» **Required task**:
Emit the entire listing verbatim.

» **Data for this task**:
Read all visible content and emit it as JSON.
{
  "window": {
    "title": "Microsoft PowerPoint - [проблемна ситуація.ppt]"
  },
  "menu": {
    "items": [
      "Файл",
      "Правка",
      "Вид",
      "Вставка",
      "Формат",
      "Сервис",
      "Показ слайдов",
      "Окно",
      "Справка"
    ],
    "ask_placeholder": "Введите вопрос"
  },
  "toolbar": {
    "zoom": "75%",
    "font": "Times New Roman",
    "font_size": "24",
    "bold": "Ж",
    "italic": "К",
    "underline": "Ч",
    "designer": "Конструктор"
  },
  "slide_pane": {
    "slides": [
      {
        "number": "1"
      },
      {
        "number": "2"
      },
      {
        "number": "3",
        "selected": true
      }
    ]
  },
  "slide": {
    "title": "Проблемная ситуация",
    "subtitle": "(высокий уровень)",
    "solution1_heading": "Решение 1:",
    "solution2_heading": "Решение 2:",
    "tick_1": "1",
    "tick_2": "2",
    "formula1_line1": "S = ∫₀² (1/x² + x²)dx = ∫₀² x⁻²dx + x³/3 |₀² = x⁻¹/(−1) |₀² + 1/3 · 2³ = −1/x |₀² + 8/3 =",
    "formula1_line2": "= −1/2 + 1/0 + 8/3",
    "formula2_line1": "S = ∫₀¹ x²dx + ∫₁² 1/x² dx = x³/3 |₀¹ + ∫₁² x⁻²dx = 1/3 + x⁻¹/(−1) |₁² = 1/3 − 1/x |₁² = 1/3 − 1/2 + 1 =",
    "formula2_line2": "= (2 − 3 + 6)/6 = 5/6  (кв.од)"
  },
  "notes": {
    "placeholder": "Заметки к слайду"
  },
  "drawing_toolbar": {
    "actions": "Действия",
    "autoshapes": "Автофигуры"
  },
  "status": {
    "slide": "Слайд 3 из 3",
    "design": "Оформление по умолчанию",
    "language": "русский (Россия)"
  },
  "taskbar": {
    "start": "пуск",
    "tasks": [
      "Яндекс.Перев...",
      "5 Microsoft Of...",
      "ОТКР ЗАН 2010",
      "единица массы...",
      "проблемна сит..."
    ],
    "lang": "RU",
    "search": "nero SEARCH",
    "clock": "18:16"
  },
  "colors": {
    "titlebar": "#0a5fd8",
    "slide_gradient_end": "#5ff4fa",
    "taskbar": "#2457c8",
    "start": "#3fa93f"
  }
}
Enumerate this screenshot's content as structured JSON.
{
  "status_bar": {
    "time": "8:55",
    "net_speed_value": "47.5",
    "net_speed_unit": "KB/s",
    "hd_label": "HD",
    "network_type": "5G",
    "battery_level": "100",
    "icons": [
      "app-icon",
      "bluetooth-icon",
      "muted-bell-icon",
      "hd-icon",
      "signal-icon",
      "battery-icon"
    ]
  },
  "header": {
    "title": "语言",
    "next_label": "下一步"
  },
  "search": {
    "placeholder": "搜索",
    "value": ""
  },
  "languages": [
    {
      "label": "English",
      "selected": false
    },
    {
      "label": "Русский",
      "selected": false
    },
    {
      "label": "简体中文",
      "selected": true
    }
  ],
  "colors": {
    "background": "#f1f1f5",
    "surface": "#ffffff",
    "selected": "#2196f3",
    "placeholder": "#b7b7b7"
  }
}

» **Solution to this problem**:
Read all visible content and emit it as JSON.
{
  "window": {
    "title": "Microsoft PowerPoint - [проблемна ситуація.ppt]"
  },
  "menu": {
    "items": [
      "Файл",
      "Правка",
      "Вид",
      "Вставка",
      "Формат",
      "Сервис",
      "Показ слайдов",
      "Окно",
      "Справка"
    ],
    "ask_placeholder": "Введите вопрос"
  },
  "toolbar": {
    "zoom": "75%",
    "font": "Times New Roman",
    "font_size": "24",
    "bold": "Ж",
    "italic": "К",
    "underline": "Ч",
    "designer": "Конструктор"
  },
  "slide_pane": {
    "slides": [
      {
        "number": "1"
      },
      {
        "number": "2"
      },
      {
        "number": "3",
        "selected": true
      }
    ]
  },
  "slide": {
    "title": "Проблемная ситуация",
    "subtitle": "(высокий уровень)",
    "solution1_heading": "Решение 1:",
    "solution2_heading": "Решение 2:",
    "tick_1": "1",
    "tick_2": "2",
    "formula1_line1": "S = ∫₀² (1/x² + x²)dx = ∫₀² x⁻²dx + x³/3 |₀² = x⁻¹/(−1) |₀² + 1/3 · 2³ = −1/x |₀² + 8/3 =",
    "formula1_line2": "= −1/2 + 1/0 + 8/3",
    "formula2_line1": "S = ∫₀¹ x²dx + ∫₁² 1/x² dx = x³/3 |₀¹ + ∫₁² x⁻²dx = 1/3 + x⁻¹/(−1) |₁² = 1/3 − 1/x |₁² = 1/3 − 1/2 + 1 =",
    "formula2_line2": "= (2 − 3 + 6)/6 = 5/6  (кв.од)"
  },
  "notes": {
    "placeholder": "Заметки к слайду"
  },
  "drawing_toolbar": {
    "actions": "Действия",
    "autoshapes": "Автофигуры"
  },
  "status": {
    "slide": "Слайд 3 из 3",
    "design": "Оформление по умолчанию",
    "language": "русский (Россия)"
  },
  "taskbar": {
    "start": "пуск",
    "tasks": [
      "Яндекс.Перев...",
      "5 Microsoft Of...",
      "ОТКР ЗАН 2010",
      "единица массы...",
      "проблемна сит..."
    ],
    "lang": "RU",
    "search": "nero SEARCH",
    "clock": "18:16"
  },
  "colors": {
    "titlebar": "#0a5fd8",
    "slide_gradient_end": "#5ff4fa",
    "taskbar": "#2457c8",
    "start": "#3fa93f"
  }
}
Enumerate this screenshot's content as structured JSON.
{
  "status_bar": {
    "time": "8:55",
    "net_speed_value": "47.5",
    "net_speed_unit": "KB/s",
    "hd_label": "HD",
    "network_type": "5G",
    "battery_level": "100",
    "icons": [
      "app-icon",
      "bluetooth-icon",
      "muted-bell-icon",
      "hd-icon",
      "signal-icon",
      "battery-icon"
    ]
  },
  "header": {
    "title": "语言",
    "next_label": "下一步"
  },
  "search": {
    "placeholder": "搜索",
    "value": ""
  },
  "languages": [
    {
      "label": "English",
      "selected": false
    },
    {
      "label": "Русский",
      "selected": false
    },
    {
      "label": "简体中文",
      "selected": true
    }
  ],
  "colors": {
    "background": "#f1f1f5",
    "surface": "#ffffff",
    "selected": "#2196f3",
    "placeholder": "#b7b7b7"
  }
}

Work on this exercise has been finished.